THINGS TO DO:
a: Return the part of the passage on decennial liability insurance from "The development of" to "below their criteria.", copied word for word.
b: According to the passage on decennial liability insurance, which entity runs the Tunisian decennial liability pool?
c: List every reinsurer that the passage on decennial liability insurance names as monopolizing the market.

──────── SUPPLIED PASSAGE

The environment of the construction insurance remains hardly favourable to the underwriting of decennial liability risks. Quite often, the market organisation does not allow the monitoring of construction operations as required by insurers: non-registered oversight offices, absence of procedures and standards governing construction.

  • Problems of capacity

The development of decennial liability insurance is often hindered by a serious problem of capacity. Very few insurers are willing to write such risks. The market is monopolised by a few reinsurers such as SCOR, Swiss Re and XL Re which, in the absence of a structured construction market and thorough statistics, remain reluctant in terms of getting engaged on markets showing guarantees well below their criteria.

  • Pool creation

To make up for this lack of capacity at the international level, the local insurers are often bound to get organised in pools like Tunisia where Tunis Re is running the Tunisian decennial liability pool. This pool grants an automatic underwriting capacity to its members and mobilises the local market retention. Recourse to foreign reinsurance is resorted to only after local capacities have been exhausted.

────────────────
──────── DATASET EXTRACT

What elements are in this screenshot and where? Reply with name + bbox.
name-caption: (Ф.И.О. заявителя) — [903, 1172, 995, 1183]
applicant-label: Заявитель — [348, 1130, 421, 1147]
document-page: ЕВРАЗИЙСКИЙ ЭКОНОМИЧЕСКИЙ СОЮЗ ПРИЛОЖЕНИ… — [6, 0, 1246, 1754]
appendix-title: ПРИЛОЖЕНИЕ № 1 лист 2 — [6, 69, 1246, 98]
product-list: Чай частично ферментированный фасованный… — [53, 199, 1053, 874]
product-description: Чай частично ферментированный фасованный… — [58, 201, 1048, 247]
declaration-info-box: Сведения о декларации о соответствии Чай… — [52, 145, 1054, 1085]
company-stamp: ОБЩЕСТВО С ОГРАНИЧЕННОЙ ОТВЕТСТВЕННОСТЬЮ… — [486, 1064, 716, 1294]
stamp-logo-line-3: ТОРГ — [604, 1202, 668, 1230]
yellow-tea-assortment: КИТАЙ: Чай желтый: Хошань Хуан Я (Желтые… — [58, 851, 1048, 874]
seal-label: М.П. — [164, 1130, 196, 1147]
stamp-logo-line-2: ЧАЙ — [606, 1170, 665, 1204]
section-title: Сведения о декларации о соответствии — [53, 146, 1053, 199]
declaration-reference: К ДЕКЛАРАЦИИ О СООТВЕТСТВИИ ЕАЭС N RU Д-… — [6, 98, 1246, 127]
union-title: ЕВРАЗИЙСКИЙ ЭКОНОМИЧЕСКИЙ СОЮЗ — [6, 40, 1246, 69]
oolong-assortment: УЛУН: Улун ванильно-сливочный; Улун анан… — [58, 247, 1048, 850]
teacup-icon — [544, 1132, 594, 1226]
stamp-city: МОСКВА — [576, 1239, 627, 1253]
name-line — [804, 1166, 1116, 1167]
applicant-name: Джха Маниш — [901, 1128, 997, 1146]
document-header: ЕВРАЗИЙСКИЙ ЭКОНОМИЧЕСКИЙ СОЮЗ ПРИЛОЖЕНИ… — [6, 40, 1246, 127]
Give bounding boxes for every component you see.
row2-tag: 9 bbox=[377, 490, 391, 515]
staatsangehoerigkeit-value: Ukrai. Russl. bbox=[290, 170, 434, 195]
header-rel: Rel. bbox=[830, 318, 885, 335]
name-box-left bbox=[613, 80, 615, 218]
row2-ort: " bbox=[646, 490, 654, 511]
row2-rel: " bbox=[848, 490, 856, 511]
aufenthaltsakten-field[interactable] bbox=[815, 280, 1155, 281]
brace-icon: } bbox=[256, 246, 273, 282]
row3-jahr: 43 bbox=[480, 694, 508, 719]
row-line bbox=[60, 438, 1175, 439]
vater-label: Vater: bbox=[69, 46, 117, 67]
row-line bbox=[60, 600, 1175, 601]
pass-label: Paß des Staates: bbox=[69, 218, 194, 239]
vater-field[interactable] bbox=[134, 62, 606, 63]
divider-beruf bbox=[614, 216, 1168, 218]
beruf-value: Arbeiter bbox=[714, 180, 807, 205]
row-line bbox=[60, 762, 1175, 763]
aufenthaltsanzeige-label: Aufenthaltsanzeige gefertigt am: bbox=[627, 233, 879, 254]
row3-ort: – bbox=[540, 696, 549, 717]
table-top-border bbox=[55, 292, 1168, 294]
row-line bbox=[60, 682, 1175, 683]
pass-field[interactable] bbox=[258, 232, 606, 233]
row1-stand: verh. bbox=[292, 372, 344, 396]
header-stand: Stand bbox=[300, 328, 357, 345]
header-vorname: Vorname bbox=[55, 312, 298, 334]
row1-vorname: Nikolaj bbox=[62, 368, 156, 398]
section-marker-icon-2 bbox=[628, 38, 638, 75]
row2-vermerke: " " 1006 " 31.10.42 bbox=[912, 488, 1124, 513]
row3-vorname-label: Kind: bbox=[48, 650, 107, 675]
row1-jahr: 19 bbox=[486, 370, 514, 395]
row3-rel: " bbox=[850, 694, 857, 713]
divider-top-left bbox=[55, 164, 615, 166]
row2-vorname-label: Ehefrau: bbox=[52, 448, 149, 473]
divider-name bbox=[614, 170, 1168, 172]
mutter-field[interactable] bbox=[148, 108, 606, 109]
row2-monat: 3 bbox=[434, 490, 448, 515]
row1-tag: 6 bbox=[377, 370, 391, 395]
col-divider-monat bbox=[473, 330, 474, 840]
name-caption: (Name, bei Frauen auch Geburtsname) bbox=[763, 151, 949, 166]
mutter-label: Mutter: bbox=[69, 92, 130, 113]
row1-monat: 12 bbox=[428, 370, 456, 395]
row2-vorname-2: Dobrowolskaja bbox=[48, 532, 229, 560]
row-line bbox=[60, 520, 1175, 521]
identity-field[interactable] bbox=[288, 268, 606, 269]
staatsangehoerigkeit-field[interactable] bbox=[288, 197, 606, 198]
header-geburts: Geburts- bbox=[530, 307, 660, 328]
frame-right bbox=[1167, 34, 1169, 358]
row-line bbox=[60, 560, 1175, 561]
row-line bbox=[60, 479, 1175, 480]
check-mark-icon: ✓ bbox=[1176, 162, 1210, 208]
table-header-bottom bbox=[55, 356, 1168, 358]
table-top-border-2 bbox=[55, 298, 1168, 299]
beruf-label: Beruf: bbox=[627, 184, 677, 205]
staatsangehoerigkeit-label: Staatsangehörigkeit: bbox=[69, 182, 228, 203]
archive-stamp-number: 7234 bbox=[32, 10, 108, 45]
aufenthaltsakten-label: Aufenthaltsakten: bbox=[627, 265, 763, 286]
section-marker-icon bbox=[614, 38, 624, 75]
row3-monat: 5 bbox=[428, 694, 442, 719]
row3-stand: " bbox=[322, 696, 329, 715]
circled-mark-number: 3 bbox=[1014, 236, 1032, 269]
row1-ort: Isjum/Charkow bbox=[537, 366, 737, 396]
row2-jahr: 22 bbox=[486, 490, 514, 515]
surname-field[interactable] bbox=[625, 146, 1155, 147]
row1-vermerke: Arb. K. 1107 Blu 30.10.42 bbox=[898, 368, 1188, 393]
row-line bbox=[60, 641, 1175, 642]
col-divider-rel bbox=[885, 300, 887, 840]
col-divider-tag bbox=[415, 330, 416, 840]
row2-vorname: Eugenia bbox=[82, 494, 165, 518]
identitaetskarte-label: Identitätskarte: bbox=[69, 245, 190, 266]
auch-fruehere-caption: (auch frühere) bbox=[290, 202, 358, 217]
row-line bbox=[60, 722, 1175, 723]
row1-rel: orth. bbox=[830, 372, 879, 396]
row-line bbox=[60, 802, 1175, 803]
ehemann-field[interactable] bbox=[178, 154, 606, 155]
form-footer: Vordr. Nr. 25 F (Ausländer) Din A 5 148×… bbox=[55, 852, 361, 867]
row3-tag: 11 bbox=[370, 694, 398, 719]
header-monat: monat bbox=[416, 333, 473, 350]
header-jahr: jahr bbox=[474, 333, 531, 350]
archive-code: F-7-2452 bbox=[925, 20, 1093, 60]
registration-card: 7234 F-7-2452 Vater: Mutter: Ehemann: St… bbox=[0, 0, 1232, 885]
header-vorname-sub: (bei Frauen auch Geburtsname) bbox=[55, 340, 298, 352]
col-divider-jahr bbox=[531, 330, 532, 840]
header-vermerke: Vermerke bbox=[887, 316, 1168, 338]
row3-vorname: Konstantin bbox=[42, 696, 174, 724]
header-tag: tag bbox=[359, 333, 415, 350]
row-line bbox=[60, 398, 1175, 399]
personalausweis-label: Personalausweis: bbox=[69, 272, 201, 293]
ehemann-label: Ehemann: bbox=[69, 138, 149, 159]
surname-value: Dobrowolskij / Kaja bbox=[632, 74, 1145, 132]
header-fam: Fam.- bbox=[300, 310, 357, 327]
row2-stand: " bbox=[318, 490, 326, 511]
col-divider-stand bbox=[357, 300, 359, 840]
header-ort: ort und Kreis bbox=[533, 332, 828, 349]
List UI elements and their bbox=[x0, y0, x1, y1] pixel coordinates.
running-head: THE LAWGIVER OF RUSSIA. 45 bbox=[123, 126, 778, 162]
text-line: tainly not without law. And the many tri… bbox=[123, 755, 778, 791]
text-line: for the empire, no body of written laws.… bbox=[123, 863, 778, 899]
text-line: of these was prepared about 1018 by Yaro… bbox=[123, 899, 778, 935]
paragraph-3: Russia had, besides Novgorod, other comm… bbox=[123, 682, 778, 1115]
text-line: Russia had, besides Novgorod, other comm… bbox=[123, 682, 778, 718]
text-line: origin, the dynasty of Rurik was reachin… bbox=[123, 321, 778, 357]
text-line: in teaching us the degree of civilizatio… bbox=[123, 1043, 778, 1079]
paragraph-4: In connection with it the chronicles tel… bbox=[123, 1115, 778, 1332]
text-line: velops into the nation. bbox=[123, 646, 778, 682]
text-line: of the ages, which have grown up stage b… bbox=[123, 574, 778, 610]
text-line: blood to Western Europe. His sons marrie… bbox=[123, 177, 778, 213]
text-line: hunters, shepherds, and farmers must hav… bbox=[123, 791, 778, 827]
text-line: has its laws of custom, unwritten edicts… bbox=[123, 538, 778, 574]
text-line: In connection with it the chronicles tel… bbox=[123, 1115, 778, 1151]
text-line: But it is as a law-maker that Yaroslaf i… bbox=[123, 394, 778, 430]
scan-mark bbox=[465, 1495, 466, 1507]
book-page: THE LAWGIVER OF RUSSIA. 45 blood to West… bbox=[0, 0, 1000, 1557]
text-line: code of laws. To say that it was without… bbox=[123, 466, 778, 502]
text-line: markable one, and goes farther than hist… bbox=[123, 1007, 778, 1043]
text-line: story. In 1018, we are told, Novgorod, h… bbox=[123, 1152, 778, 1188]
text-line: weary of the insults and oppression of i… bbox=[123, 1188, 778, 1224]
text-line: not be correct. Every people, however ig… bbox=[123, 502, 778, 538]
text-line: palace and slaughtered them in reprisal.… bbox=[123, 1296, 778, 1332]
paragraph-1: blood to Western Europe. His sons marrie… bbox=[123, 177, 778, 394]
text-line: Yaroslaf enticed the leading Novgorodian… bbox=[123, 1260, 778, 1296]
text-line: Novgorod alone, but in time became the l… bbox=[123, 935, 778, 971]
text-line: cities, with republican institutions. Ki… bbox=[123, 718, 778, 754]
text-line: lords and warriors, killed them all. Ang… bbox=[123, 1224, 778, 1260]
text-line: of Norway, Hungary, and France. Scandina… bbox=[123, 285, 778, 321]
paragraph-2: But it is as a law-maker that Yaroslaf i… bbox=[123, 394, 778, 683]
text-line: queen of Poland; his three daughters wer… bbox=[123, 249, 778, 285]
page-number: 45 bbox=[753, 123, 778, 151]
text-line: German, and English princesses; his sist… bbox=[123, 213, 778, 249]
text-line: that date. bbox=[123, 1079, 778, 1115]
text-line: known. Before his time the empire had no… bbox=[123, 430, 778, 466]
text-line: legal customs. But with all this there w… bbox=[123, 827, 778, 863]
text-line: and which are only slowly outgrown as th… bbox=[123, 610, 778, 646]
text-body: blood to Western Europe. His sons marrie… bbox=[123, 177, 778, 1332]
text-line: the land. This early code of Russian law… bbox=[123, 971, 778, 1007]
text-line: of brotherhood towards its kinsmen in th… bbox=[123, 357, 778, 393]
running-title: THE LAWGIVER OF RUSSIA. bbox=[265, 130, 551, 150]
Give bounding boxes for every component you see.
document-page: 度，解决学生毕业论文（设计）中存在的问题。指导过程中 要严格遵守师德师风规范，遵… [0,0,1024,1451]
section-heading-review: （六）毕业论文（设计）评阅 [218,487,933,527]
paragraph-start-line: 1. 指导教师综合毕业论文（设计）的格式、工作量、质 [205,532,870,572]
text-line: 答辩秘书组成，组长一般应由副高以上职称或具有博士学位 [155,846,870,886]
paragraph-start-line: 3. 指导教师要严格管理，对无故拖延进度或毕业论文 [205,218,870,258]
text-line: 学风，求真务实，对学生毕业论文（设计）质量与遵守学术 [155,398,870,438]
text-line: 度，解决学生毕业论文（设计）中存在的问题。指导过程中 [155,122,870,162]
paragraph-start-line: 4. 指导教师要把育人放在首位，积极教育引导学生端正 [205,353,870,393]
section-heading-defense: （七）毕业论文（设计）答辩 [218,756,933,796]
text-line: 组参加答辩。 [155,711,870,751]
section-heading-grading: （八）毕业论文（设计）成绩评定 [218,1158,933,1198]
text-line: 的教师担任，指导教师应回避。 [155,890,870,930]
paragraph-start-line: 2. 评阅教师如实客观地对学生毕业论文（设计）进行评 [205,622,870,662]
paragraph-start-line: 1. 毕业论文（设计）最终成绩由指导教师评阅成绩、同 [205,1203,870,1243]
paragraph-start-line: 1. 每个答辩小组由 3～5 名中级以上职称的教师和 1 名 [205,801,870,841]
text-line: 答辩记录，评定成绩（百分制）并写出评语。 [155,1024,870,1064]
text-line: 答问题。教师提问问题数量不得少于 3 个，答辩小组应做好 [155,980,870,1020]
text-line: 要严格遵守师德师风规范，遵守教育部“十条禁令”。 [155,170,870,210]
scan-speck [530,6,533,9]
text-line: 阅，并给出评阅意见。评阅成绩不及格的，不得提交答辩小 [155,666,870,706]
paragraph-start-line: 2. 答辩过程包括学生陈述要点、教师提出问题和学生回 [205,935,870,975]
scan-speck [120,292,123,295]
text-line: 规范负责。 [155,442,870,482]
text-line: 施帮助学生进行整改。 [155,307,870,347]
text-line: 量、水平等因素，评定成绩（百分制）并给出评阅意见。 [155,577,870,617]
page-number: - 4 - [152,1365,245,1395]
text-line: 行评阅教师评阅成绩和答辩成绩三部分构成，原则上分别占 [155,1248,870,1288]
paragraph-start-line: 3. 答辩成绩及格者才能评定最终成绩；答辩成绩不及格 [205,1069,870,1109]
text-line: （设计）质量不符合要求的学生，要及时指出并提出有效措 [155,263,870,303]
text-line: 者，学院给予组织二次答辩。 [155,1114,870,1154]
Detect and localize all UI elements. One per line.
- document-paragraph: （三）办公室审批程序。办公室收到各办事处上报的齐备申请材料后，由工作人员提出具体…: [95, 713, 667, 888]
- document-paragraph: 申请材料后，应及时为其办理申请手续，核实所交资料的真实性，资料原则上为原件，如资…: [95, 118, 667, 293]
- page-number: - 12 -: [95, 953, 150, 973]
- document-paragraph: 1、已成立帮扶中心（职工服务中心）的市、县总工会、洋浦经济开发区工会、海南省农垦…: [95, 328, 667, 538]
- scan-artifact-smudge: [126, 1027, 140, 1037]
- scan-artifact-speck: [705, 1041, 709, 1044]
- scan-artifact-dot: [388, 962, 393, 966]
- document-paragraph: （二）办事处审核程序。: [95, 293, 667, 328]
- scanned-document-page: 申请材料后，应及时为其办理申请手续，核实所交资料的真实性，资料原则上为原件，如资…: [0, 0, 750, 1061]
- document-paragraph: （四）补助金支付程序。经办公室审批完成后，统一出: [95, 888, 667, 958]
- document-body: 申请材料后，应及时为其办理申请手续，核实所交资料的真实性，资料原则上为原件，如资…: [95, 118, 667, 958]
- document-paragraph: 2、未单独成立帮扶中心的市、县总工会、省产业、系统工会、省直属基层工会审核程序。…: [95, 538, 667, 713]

────────────────

RESPONSES BY ITEM NUMBER:
a:
The development of decennial liability insurance is often hindered by a serious problem of capacity. Very few insurers are willing to write such risks. The market is monopolised by a few reinsurers such as SCOR, Swiss Re and XL Re which, in the absence of a structured construction market and thorough statistics, remain reluctant in terms of getting engaged on markets showing guarantees well below their criteria.

b: Tunis Re

c: SCOR, Swiss Re, XL Re